What to do ->
1. In the note about pre-trial diversion for Occupy L.A. protesters, which private company offers the educational program?
2. From the note about pre-trial diversion, reproduce everything from "Those are a" down to "is not mandatory.".

Page ->
▶
December 25, 2024 / by 

 

A Note About OWS and Pre-Trial Diversion in Los Angeles

I have seen a lot of garment rending on Twitter and in discussion forums I participate in about the Los Angeles Times report that a pre-trial diversion option is being offered to some Occupy Wall Street-Los Angeles protesters:

Many Occupy L.A. protesters arrested during demonstrations in recent months are being offered a unique chance to avoid court trials: pay $355 to a private company for a lesson in free speech.

Los Angeles Chief Deputy City Atty. William Carter said the city won’t press charges against protesters who complete the educational program offered by American Justice Associates.

He said the program, which may include lectures by attorneys and retired judges, is being offered to people with no other criminal history and who were arrested on low-level misdemeanor offenses, such as failure to disperse.

“Tin eared!” “Propaganda!” “Re-Education!” “Stupid!” “Tone-deaf!” “By a private corporation??” “Seriously, LA, this is the worst ever!” “Unbelievable!”

Those are a smattering of the responses I saw, and all are from people I know and respect greatly. And they are all wrong to take such umbrage at this report. Here is why.

Pre-trial diversion of criminal misdemeanor charges is an extremely common tool in municipal and other misdemeanor courts (and in some felon courts on the lowest grade offenses such as marijuana possession). It is, from a policy perspective, considered a win-win for both sides; the state and taxpayers avoid the cost of processing the defendant through the court system, and the defendant avoids having a conviction on their record (often avoid even having a formal charge lodged). But whether or not to offer pre-trial diversion lies entirely within the prosecutorial discretion of the state’s attorney. It is an option that can be offered, but certainly is not mandatory.

Just as pre-trial diversion is a voluntary option that does not have to be offered in the first place, the decision on whether to accept the offer is entirely up to the individual facing the charge. There is no punishment whatsoever for declining – none – they will stand in the EXACT same position vis a vis the state as if they had not been offered pre-trial diversion at all, i.e. there will be a municipal offense that has either been charged, or is pending charge, with a one year statute of limitation running.

There has been a hue and cry that – gasp! – the program will be administered by – gasp! – a private company. Well, they always are. I have never seen a diversion program with an educational component that was not farmed out to a private or non-profit outside entity. That is simply how it is done; cities and individual courts are not structured and funded to have classrooms, instructors and curriculum for these matters. And, being as it is a discretionary option to resolve outside of the criminal process (most are contractual, not court compelled) it just does not make fiscal or judicial sense to have it run by the court or state.

As to the content suggested for this particular diversion program offer, it is precisely what you would expect to be offered under the circumstances. Pre-trial diversion at the misdemeanor level almost always involves a perfunctory remedial/instructive class in the subject of the offense. This is the case with defensive driving class to get out of a ticket, it is the case with anger management for assault and domestic violence, it is the case for shoplifting and solicitation programs as well. For the OccupyLA cases, it is hard to imagine a more appropriate subject than a free speech centered program, as that lies at the heart of why the individuals face the prospect of criminal process in the first place.
◀
Supplied material ->
▶
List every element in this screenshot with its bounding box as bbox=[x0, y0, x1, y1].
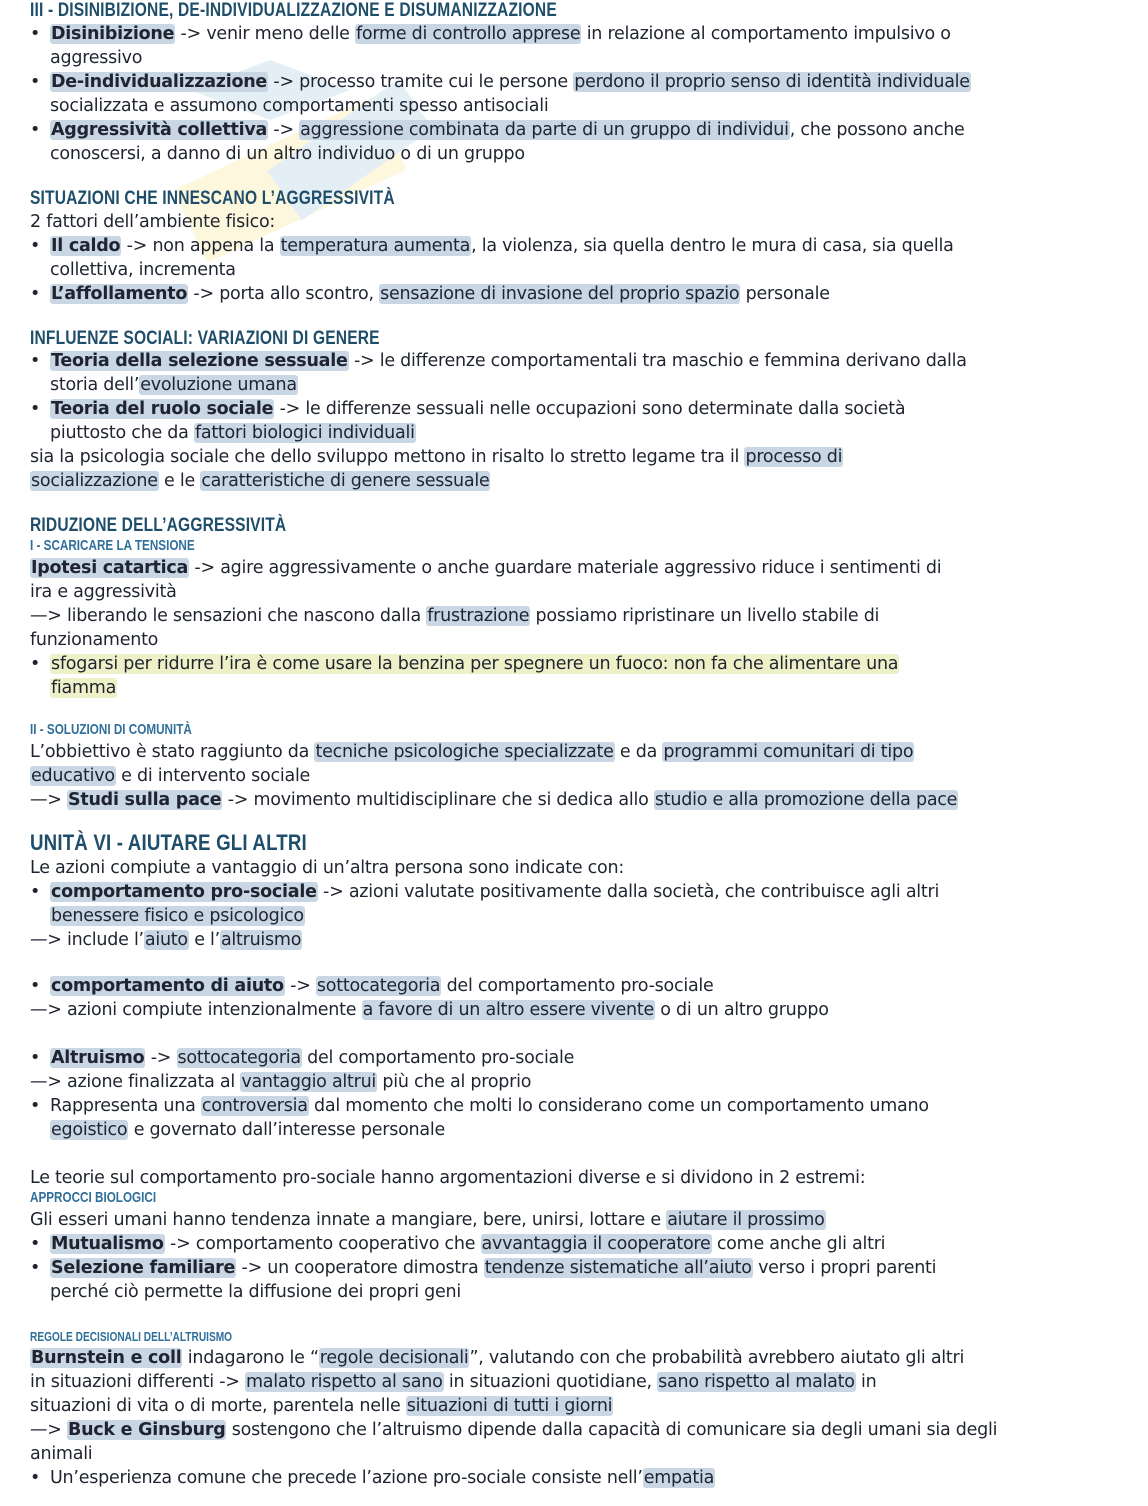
◀
Responses in order ->
1. American Justice Associates

2.
Those are a smattering of the responses I saw, and all are from people I know and respect greatly. And they are all wrong to take such umbrage at this report. Here is why.

Pre-trial diversion of criminal misdemeanor charges is an extremely common tool in municipal and other misdemeanor courts (and in some felon courts on the lowest grade offenses such as marijuana possession). It is, from a policy perspective, considered a win-win for both sides; the state and taxpayers avoid the cost of processing the defendant through the court system, and the defendant avoids having a conviction on their record (often avoid even having a formal charge lodged). But whether or not to offer pre-trial diversion lies entirely within the prosecutorial discretion of the state’s attorney. It is an option that can be offered, but certainly is not mandatory.